### [To be done]
Return the lines of data unchanged, beginning at the line that contains "- request-line-1: просит" and ending after the line that contains "- plans-rest: )".

### [Data supplied]
# # # # #

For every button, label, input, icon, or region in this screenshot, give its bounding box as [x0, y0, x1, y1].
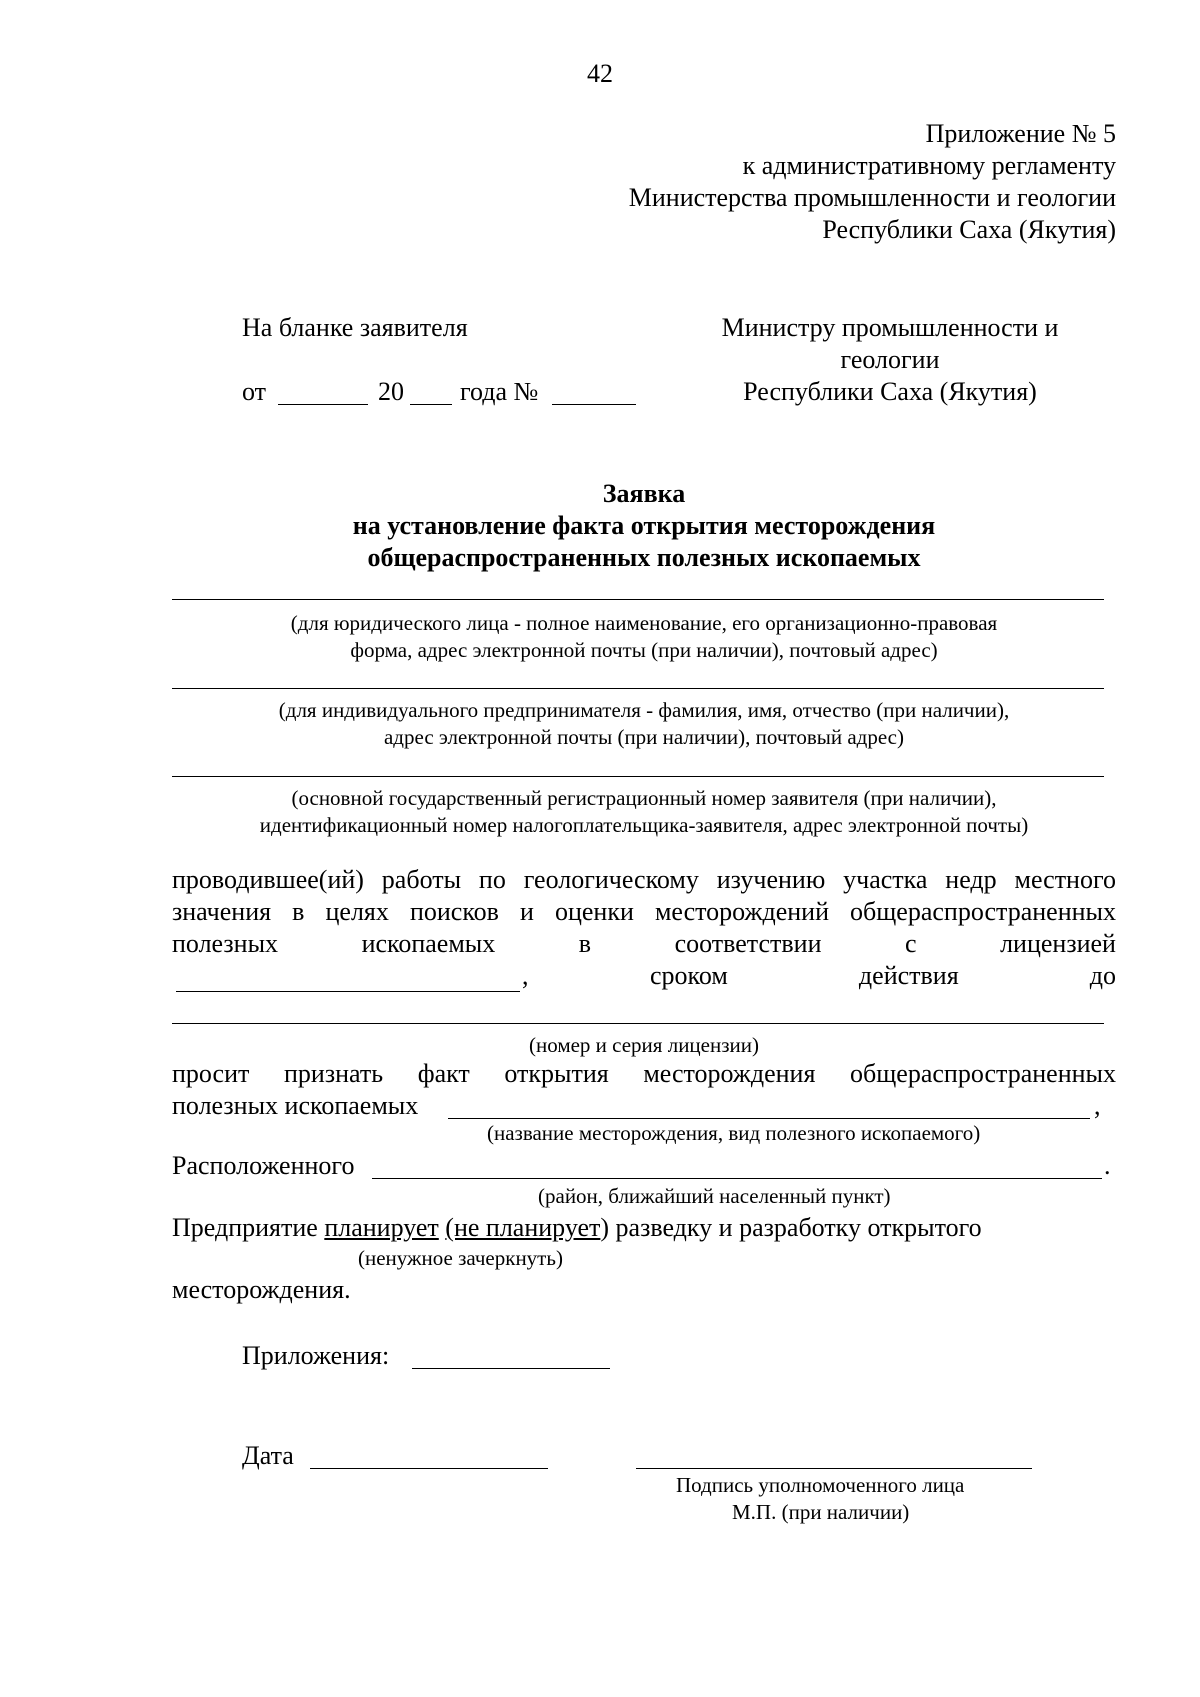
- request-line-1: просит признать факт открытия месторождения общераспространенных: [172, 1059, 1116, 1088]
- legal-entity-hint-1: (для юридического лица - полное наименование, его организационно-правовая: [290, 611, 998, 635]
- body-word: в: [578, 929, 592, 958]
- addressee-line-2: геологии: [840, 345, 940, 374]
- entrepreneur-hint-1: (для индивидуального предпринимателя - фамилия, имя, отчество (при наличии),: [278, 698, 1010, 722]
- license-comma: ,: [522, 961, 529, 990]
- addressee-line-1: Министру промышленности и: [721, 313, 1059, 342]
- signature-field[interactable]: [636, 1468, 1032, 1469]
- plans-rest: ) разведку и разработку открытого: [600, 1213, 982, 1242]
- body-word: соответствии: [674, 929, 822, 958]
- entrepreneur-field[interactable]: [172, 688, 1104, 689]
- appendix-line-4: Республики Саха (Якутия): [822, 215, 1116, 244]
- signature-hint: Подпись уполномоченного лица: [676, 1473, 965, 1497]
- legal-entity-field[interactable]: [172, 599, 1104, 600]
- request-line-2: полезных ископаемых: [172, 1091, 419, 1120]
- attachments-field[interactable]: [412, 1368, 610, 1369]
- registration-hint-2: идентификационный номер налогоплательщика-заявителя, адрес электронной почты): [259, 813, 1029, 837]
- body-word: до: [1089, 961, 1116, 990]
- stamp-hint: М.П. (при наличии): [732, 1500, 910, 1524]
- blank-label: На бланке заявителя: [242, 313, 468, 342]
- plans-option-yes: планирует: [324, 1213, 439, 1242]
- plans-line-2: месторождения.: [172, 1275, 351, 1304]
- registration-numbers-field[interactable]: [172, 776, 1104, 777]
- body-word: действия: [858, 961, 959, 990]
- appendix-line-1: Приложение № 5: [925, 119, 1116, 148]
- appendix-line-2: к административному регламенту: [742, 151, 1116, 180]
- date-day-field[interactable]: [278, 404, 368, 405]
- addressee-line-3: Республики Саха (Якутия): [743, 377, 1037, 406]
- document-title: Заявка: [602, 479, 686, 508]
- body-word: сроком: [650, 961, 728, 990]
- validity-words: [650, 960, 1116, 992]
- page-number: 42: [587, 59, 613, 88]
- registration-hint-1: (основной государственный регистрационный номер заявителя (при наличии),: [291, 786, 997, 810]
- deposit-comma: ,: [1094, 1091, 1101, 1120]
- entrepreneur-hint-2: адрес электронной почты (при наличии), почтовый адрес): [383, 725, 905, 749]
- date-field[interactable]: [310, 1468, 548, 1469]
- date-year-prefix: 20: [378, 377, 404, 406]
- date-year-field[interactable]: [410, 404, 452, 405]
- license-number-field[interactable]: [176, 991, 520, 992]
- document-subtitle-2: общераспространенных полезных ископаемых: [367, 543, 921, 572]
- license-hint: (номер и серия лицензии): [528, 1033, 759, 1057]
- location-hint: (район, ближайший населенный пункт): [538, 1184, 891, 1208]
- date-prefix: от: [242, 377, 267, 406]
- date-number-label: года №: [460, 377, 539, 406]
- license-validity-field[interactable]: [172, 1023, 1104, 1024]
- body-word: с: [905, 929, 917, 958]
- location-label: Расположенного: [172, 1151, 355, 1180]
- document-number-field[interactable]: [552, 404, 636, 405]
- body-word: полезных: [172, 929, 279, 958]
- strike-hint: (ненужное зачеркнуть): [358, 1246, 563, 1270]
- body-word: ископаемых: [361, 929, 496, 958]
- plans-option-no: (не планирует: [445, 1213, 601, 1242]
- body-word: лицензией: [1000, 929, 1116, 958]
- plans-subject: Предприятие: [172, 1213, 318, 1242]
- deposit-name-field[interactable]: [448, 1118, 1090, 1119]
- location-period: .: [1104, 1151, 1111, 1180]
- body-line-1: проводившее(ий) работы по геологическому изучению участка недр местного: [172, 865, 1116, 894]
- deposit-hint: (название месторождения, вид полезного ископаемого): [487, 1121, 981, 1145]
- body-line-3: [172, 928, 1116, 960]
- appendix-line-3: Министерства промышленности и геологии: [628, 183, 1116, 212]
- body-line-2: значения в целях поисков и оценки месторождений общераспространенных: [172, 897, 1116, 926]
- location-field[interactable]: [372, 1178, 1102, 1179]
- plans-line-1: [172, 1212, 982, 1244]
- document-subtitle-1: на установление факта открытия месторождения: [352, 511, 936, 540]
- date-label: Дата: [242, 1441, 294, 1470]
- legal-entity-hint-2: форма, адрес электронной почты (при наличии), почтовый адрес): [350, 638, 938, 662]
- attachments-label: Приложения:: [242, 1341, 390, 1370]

# # # # #

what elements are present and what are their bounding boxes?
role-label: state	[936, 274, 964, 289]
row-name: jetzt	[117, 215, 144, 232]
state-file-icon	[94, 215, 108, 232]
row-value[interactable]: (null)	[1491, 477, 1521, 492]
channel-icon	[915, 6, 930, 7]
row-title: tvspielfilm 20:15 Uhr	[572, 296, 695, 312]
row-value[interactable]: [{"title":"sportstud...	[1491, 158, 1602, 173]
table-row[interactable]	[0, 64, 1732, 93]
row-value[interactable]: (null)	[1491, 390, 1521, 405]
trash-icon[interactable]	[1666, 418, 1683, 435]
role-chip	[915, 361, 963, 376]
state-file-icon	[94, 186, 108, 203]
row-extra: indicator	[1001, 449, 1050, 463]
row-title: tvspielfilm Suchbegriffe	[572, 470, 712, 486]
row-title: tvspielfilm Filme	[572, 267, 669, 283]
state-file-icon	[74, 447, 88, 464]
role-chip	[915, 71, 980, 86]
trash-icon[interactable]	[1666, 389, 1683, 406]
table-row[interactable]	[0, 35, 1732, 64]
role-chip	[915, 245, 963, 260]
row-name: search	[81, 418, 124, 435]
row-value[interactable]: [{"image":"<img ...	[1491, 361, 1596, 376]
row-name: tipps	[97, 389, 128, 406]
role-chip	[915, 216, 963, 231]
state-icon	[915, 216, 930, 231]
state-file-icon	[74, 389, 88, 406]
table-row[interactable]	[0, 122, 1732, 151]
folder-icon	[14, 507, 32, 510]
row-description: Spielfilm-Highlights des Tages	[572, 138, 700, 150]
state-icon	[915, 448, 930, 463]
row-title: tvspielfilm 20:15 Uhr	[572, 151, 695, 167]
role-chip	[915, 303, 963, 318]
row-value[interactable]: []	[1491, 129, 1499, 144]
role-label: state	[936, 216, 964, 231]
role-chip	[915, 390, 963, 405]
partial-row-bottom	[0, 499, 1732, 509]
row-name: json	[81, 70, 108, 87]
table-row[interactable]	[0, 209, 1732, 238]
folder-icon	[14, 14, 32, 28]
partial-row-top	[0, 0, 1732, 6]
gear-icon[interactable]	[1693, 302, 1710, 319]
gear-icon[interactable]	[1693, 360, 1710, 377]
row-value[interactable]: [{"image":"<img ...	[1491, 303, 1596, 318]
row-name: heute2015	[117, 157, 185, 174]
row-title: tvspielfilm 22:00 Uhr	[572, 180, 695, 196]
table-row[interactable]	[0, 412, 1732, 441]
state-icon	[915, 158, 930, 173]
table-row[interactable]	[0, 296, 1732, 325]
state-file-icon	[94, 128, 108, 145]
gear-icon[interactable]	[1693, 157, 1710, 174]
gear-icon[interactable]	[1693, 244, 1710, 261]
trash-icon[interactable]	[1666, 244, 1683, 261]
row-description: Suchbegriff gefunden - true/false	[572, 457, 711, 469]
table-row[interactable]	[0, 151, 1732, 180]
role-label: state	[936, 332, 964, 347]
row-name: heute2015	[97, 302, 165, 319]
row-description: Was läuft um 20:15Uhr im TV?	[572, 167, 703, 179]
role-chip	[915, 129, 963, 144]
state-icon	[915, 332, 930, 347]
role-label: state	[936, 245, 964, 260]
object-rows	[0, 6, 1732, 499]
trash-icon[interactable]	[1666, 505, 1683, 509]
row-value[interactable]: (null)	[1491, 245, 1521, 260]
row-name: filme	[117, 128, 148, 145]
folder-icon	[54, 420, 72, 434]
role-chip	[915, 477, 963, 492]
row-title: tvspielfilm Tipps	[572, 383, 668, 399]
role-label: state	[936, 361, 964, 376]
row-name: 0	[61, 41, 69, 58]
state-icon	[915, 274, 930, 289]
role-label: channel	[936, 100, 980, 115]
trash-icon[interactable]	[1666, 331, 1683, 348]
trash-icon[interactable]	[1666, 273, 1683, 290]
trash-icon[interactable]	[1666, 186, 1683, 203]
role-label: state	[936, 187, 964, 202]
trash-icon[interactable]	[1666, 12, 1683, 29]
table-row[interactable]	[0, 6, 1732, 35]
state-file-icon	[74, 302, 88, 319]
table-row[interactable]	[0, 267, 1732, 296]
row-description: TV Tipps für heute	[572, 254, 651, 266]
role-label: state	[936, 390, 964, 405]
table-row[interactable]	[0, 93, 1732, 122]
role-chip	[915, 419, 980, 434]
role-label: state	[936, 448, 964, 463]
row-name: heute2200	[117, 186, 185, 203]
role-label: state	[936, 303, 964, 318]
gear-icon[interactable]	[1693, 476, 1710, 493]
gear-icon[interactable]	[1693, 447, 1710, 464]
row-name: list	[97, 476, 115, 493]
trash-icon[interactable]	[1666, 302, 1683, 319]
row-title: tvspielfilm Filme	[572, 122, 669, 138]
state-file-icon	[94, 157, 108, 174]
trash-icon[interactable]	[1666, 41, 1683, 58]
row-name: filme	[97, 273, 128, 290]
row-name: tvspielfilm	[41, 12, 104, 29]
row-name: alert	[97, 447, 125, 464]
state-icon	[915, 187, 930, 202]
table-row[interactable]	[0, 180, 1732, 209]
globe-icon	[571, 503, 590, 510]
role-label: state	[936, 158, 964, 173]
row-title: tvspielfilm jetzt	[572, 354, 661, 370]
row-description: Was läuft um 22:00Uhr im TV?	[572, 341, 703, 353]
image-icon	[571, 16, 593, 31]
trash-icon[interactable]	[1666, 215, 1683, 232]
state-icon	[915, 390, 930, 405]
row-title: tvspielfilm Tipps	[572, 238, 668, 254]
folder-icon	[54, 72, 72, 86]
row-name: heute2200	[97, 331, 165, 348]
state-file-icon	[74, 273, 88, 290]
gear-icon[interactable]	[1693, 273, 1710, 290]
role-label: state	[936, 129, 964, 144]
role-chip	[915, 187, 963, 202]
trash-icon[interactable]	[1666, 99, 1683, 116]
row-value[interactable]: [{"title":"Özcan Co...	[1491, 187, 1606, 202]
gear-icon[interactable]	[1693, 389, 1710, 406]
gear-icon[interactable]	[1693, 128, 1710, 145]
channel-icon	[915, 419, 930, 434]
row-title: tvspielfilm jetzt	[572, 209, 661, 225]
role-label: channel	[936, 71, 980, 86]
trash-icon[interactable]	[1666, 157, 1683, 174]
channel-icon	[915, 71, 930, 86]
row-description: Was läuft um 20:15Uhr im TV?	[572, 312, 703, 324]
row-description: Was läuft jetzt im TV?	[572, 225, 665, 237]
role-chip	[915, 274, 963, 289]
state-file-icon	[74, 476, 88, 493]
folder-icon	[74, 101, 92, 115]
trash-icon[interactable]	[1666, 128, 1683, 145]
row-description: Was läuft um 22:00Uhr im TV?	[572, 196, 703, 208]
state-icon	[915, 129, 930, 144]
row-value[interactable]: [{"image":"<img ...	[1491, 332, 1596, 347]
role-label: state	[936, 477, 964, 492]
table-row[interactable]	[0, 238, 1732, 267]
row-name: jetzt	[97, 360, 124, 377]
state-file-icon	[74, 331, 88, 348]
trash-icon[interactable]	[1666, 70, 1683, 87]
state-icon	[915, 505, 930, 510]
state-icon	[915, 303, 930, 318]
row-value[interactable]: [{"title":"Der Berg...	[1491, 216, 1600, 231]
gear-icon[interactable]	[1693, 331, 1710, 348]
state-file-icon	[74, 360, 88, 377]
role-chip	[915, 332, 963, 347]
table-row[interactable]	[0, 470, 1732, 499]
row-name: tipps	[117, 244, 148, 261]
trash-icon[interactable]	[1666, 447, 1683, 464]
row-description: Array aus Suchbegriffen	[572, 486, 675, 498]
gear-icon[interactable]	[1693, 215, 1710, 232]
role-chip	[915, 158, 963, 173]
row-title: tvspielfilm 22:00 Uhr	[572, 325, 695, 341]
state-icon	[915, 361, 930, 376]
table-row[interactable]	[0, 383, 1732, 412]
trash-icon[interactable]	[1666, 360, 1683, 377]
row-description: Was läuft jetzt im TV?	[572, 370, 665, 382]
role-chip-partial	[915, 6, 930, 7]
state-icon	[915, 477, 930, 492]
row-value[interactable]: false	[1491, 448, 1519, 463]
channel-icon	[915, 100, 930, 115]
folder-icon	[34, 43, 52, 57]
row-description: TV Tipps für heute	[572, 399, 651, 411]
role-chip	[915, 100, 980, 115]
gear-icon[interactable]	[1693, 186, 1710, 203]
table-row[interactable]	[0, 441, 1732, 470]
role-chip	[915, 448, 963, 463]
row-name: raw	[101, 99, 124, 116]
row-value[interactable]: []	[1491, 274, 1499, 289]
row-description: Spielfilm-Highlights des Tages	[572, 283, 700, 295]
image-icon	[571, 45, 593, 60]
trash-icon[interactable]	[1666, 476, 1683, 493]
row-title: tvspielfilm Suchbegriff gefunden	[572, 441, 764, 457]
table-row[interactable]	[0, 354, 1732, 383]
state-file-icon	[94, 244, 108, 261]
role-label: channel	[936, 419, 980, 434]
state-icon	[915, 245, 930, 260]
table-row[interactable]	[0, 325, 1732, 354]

# # # # #

### [Problem solution]
- request-line-1: просит признать факт открытия месторождения общераспространенных: [172, 1059, 1116, 1088]
- legal-entity-hint-1: (для юридического лица - полное наименование, его организационно-правовая: [290, 611, 998, 635]
- body-word: в: [578, 929, 592, 958]
- addressee-line-2: геологии: [840, 345, 940, 374]
- entrepreneur-hint-1: (для индивидуального предпринимателя - фамилия, имя, отчество (при наличии),: [278, 698, 1010, 722]
- license-comma: ,: [522, 961, 529, 990]
- addressee-line-1: Министру промышленности и: [721, 313, 1059, 342]
- signature-field[interactable]: [636, 1468, 1032, 1469]
- plans-rest: ) разведку и разработку открытого: [600, 1213, 982, 1242]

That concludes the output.